### Task brief
Within the records below, find each line that holds the string "encontrar", then copy it.

### Information shown
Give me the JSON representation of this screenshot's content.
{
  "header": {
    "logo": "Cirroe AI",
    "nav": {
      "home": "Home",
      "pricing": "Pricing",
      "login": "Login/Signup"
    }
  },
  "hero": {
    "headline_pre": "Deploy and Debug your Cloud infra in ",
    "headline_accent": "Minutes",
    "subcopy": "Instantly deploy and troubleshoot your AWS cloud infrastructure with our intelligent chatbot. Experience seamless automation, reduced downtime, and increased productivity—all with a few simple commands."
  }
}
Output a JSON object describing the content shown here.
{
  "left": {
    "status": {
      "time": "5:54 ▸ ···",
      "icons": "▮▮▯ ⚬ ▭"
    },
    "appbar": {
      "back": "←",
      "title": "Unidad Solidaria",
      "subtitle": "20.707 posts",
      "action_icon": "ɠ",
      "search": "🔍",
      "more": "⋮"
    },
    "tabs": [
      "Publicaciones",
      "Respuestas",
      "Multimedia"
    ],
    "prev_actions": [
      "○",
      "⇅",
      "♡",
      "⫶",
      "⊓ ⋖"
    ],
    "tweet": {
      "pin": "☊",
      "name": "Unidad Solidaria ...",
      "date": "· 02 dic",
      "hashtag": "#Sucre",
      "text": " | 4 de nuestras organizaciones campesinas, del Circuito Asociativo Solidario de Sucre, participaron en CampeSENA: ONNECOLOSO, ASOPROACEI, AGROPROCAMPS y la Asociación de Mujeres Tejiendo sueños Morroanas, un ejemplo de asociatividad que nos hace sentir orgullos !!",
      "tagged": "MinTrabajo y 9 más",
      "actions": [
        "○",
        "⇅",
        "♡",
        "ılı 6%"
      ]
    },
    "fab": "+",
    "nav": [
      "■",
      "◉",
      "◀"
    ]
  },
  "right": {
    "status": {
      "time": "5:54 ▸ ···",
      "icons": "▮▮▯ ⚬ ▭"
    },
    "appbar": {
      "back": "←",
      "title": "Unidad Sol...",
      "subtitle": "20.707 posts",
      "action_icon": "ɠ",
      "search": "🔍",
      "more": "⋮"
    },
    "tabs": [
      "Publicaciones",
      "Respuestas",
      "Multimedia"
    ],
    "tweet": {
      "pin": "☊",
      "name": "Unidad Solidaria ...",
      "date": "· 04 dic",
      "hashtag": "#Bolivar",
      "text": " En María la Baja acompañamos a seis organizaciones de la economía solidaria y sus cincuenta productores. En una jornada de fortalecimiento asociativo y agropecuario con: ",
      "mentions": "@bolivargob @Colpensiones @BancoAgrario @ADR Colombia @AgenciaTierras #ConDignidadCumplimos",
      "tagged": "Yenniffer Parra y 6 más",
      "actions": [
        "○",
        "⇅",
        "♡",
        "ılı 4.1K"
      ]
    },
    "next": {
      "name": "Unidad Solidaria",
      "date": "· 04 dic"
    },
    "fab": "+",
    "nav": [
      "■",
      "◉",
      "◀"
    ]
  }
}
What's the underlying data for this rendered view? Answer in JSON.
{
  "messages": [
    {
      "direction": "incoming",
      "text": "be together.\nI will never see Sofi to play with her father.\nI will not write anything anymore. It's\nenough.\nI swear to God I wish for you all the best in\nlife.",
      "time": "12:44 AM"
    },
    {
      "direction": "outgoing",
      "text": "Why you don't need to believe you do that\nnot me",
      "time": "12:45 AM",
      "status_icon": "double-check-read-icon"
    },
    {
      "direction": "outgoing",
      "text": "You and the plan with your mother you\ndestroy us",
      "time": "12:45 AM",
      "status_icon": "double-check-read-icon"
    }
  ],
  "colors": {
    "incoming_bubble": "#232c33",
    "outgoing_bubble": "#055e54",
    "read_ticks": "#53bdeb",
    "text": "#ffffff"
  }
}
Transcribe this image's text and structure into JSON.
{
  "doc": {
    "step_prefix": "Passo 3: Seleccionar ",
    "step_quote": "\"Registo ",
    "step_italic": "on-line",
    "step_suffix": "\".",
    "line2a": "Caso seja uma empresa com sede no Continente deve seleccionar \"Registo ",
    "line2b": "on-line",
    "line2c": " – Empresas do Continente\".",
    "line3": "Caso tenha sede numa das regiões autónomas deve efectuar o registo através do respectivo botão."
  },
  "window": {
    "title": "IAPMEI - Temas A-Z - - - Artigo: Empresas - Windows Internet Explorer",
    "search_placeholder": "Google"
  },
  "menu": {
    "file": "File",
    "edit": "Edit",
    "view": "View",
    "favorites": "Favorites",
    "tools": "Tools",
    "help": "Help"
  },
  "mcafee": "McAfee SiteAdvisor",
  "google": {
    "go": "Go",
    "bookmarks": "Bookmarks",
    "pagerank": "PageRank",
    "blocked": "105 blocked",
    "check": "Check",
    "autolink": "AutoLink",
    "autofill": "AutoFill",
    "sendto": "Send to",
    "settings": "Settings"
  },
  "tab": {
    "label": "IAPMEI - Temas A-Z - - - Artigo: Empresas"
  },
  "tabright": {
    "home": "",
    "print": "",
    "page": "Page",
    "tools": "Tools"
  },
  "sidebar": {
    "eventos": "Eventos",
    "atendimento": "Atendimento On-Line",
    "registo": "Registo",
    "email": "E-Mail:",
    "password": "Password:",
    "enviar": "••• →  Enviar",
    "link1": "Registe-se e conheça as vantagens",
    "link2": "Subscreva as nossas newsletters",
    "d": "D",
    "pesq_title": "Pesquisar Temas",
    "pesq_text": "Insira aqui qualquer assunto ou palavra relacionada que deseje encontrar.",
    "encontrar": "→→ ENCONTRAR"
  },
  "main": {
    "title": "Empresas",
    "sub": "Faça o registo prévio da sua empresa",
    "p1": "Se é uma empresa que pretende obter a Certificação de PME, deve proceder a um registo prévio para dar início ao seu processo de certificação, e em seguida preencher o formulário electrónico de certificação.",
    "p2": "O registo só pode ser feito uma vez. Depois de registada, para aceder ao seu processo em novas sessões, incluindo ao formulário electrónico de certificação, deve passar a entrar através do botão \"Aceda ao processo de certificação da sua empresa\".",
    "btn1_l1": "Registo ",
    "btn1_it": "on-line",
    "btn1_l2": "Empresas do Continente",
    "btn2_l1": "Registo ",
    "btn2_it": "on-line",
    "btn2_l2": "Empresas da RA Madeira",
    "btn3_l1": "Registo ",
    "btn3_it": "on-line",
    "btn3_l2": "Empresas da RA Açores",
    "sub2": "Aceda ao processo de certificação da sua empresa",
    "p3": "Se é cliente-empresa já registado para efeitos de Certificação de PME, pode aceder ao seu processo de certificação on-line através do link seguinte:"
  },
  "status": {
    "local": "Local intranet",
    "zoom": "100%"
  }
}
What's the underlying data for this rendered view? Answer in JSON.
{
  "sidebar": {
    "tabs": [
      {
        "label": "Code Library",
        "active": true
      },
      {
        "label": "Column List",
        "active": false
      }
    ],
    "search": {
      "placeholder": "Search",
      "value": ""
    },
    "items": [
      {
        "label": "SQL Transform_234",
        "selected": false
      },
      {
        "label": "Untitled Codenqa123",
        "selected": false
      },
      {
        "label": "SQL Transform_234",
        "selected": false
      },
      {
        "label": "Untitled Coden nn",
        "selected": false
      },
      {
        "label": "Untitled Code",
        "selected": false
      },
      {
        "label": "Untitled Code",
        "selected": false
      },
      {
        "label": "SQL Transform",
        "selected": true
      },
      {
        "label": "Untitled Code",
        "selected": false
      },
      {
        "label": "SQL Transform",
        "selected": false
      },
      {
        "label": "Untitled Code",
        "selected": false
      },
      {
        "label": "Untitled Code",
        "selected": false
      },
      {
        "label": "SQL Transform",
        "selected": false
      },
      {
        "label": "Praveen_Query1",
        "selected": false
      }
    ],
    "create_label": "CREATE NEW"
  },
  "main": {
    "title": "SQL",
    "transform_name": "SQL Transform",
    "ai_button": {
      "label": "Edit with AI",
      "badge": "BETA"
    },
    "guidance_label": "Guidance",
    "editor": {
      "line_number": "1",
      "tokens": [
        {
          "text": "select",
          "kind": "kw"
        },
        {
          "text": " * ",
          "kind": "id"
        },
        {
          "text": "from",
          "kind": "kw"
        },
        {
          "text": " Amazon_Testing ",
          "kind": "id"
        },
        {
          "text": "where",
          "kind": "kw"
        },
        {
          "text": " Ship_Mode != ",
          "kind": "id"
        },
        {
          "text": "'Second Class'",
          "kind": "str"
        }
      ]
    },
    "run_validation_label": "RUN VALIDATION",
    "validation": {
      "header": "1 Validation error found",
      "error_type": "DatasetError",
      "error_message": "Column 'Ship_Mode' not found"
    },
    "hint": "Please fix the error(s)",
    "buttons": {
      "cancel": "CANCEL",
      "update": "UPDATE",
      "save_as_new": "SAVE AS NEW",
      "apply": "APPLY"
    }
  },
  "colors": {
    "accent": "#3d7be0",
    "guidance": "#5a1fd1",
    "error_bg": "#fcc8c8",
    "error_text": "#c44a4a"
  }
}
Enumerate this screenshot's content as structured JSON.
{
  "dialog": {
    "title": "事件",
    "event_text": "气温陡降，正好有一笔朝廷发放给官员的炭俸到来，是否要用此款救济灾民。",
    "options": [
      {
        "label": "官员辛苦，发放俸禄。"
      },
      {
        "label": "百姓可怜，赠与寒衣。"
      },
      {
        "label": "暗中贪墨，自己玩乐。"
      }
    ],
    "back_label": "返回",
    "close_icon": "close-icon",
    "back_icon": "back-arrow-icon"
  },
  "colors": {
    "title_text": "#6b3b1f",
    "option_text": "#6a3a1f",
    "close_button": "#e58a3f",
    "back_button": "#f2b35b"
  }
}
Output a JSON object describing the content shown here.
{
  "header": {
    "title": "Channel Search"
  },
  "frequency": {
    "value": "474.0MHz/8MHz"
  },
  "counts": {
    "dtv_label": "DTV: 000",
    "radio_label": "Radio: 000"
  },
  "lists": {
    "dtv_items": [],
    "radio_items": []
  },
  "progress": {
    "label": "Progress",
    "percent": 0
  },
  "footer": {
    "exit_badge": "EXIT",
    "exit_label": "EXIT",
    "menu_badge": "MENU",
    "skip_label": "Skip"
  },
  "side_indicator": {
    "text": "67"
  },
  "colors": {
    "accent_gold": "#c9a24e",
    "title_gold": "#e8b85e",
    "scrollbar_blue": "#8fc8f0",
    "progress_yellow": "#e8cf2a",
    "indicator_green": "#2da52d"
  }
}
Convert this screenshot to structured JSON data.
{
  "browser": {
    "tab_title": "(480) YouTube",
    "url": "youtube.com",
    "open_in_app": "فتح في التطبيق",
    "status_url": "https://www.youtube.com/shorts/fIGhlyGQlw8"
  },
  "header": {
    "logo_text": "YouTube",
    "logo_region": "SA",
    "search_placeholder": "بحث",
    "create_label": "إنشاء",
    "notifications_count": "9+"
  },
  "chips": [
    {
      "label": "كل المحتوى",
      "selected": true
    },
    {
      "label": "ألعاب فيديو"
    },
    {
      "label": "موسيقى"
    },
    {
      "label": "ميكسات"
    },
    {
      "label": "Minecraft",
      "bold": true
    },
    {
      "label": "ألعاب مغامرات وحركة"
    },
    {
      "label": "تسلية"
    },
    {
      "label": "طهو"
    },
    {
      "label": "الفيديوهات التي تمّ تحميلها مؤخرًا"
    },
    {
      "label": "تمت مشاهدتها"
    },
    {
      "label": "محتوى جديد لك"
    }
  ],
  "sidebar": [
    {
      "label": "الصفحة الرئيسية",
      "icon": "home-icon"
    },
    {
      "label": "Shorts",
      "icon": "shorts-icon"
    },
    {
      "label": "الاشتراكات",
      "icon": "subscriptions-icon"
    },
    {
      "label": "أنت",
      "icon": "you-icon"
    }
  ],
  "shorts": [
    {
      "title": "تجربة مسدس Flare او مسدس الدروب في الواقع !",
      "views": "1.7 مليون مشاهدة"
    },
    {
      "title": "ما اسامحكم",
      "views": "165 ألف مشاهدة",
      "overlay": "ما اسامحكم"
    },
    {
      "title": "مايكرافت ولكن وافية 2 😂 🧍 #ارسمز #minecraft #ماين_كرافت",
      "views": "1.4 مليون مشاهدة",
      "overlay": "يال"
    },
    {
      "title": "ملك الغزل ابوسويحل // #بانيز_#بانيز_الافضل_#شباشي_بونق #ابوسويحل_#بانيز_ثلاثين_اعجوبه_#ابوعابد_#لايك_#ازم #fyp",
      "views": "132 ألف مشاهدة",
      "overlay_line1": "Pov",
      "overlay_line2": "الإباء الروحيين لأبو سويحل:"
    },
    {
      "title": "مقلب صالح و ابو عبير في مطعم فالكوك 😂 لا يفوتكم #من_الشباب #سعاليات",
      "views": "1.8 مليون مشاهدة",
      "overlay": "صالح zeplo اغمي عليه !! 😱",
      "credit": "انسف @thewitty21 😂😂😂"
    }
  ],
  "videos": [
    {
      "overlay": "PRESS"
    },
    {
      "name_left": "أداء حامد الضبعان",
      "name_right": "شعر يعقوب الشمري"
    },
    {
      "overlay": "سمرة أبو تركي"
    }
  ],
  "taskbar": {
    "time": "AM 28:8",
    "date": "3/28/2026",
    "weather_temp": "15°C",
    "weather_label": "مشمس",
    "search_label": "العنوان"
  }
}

### Solution to the problem
    "pesq_text": "Insira aqui qualquer assunto ou palavra relacionada que deseje encontrar.",
    "encontrar": "→→ ENCONTRAR"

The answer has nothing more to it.